> **YOUR GOAL**
Give back the records below exactly, every one, with no pictures.

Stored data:
# # # #

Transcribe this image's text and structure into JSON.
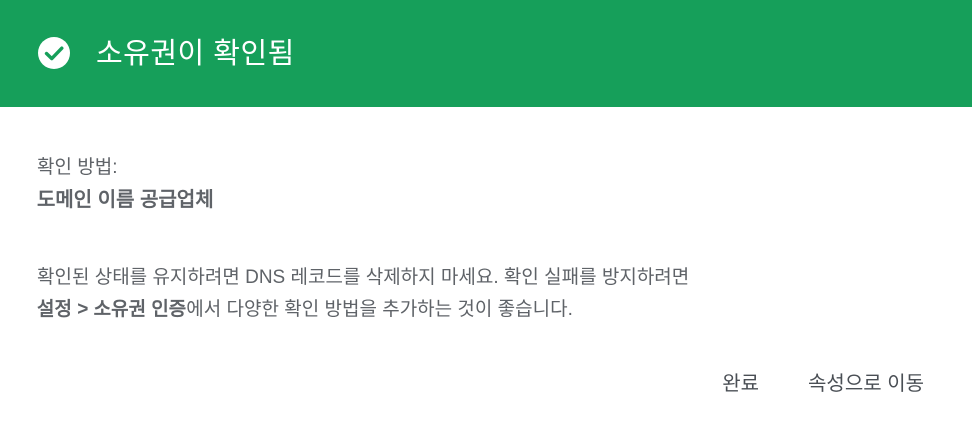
{
  "header": {
    "title": "소유권이 확인됨",
    "icon": "check-circle-icon",
    "background": "#169f5a"
  },
  "method": {
    "label": "확인 방법:",
    "value": "도메인 이름 공급업체"
  },
  "notice": {
    "line1": "확인된 상태를 유지하려면 DNS 레코드를 삭제하지 마세요. 확인 실패를 방지하려면",
    "link_text": "설정 > 소유권 인증",
    "line2_rest": "에서 다양한 확인 방법을 추가하는 것이 좋습니다."
  },
  "actions": {
    "done_label": "완료",
    "goto_label": "속성으로 이동"
  }
}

# # # #

> **ANSWER TO THE TASK**
Transcribe this image's text and structure into JSON.
{
  "header": {
    "title": "소유권이 확인됨",
    "icon": "check-circle-icon",
    "background": "#169f5a"
  },
  "method": {
    "label": "확인 방법:",
    "value": "도메인 이름 공급업체"
  },
  "notice": {
    "line1": "확인된 상태를 유지하려면 DNS 레코드를 삭제하지 마세요. 확인 실패를 방지하려면",
    "link_text": "설정 > 소유권 인증",
    "line2_rest": "에서 다양한 확인 방법을 추가하는 것이 좋습니다."
  },
  "actions": {
    "done_label": "완료",
    "goto_label": "속성으로 이동"
  }
}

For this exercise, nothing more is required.